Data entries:
** begin **

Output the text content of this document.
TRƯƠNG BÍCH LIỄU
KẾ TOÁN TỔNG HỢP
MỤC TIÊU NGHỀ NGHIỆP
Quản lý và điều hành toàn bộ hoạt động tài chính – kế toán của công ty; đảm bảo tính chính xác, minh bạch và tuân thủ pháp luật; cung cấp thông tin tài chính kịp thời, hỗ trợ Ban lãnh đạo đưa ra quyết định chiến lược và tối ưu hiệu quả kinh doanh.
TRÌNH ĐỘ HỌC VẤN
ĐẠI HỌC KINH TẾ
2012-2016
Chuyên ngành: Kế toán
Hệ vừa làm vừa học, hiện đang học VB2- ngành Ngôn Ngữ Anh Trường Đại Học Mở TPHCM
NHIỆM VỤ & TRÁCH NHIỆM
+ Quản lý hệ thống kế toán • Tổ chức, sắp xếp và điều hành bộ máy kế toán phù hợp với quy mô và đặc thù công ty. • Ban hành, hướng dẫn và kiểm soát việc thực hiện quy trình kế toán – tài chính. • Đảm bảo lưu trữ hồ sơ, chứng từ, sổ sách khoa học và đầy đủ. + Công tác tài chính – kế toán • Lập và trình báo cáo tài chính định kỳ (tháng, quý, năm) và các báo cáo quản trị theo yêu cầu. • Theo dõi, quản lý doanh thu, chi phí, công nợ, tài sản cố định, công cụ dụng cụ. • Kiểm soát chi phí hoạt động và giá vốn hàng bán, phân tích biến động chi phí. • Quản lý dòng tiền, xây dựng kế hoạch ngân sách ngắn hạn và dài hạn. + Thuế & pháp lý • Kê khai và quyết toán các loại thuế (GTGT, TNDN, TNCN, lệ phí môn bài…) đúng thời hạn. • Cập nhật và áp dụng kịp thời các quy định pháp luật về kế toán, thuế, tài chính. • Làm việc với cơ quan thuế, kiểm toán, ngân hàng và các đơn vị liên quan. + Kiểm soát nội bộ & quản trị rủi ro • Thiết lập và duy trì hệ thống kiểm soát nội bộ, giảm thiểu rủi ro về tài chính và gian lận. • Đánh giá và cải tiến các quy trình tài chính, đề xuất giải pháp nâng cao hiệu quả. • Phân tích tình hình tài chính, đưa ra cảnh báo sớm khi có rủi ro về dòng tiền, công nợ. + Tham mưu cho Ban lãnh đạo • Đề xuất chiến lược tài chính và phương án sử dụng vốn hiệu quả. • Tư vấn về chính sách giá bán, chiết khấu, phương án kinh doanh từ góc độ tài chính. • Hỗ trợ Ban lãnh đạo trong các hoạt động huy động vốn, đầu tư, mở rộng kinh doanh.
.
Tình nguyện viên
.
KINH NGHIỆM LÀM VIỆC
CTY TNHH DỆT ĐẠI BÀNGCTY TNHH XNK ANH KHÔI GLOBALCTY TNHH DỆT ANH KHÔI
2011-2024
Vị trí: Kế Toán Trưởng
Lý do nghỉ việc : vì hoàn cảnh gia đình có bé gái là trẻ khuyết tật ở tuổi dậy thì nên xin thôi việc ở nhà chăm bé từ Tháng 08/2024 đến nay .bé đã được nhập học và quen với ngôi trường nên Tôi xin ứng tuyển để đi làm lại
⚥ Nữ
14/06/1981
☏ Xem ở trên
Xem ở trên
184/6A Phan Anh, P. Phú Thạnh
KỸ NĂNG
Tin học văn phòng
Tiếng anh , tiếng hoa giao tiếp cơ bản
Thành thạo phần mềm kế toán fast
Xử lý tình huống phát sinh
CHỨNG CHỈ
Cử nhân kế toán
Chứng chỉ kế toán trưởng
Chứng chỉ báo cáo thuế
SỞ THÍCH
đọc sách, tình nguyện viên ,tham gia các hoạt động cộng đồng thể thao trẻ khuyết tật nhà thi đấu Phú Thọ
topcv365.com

** end **

### AIM OF THE TASK
Show the data once more, exactly as it was written.

### ANSWER TO THIS EXERCISE
Output the text content of this document.
TRƯƠNG BÍCH LIỄU
KẾ TOÁN TỔNG HỢP
MỤC TIÊU NGHỀ NGHIỆP
Quản lý và điều hành toàn bộ hoạt động tài chính – kế toán của công ty; đảm bảo tính chính xác, minh bạch và tuân thủ pháp luật; cung cấp thông tin tài chính kịp thời, hỗ trợ Ban lãnh đạo đưa ra quyết định chiến lược và tối ưu hiệu quả kinh doanh.
TRÌNH ĐỘ HỌC VẤN
ĐẠI HỌC KINH TẾ
2012-2016
Chuyên ngành: Kế toán
Hệ vừa làm vừa học, hiện đang học VB2- ngành Ngôn Ngữ Anh Trường Đại Học Mở TPHCM
NHIỆM VỤ & TRÁCH NHIỆM
+ Quản lý hệ thống kế toán • Tổ chức, sắp xếp và điều hành bộ máy kế toán phù hợp với quy mô và đặc thù công ty. • Ban hành, hướng dẫn và kiểm soát việc thực hiện quy trình kế toán – tài chính. • Đảm bảo lưu trữ hồ sơ, chứng từ, sổ sách khoa học và đầy đủ. + Công tác tài chính – kế toán • Lập và trình báo cáo tài chính định kỳ (tháng, quý, năm) và các báo cáo quản trị theo yêu cầu. • Theo dõi, quản lý doanh thu, chi phí, công nợ, tài sản cố định, công cụ dụng cụ. • Kiểm soát chi phí hoạt động và giá vốn hàng bán, phân tích biến động chi phí. • Quản lý dòng tiền, xây dựng kế hoạch ngân sách ngắn hạn và dài hạn. + Thuế & pháp lý • Kê khai và quyết toán các loại thuế (GTGT, TNDN, TNCN, lệ phí môn bài…) đúng thời hạn. • Cập nhật và áp dụng kịp thời các quy định pháp luật về kế toán, thuế, tài chính. • Làm việc với cơ quan thuế, kiểm toán, ngân hàng và các đơn vị liên quan. + Kiểm soát nội bộ & quản trị rủi ro • Thiết lập và duy trì hệ thống kiểm soát nội bộ, giảm thiểu rủi ro về tài chính và gian lận. • Đánh giá và cải tiến các quy trình tài chính, đề xuất giải pháp nâng cao hiệu quả. • Phân tích tình hình tài chính, đưa ra cảnh báo sớm khi có rủi ro về dòng tiền, công nợ. + Tham mưu cho Ban lãnh đạo • Đề xuất chiến lược tài chính và phương án sử dụng vốn hiệu quả. • Tư vấn về chính sách giá bán, chiết khấu, phương án kinh doanh từ góc độ tài chính. • Hỗ trợ Ban lãnh đạo trong các hoạt động huy động vốn, đầu tư, mở rộng kinh doanh.
.
Tình nguyện viên
.
KINH NGHIỆM LÀM VIỆC
CTY TNHH DỆT ĐẠI BÀNGCTY TNHH XNK ANH KHÔI GLOBALCTY TNHH DỆT ANH KHÔI
2011-2024
Vị trí: Kế Toán Trưởng
Lý do nghỉ việc : vì hoàn cảnh gia đình có bé gái là trẻ khuyết tật ở tuổi dậy thì nên xin thôi việc ở nhà chăm bé từ Tháng 08/2024 đến nay .bé đã được nhập học và quen với ngôi trường nên Tôi xin ứng tuyển để đi làm lại
⚥ Nữ
14/06/1981
☏ Xem ở trên
Xem ở trên
184/6A Phan Anh, P. Phú Thạnh
KỸ NĂNG
Tin học văn phòng
Tiếng anh , tiếng hoa giao tiếp cơ bản
Thành thạo phần mềm kế toán fast
Xử lý tình huống phát sinh
CHỨNG CHỈ
Cử nhân kế toán
Chứng chỉ kế toán trưởng
Chứng chỉ báo cáo thuế
SỞ THÍCH
đọc sách, tình nguyện viên ,tham gia các hoạt động cộng đồng thể thao trẻ khuyết tật nhà thi đấu Phú Thọ
topcv365.com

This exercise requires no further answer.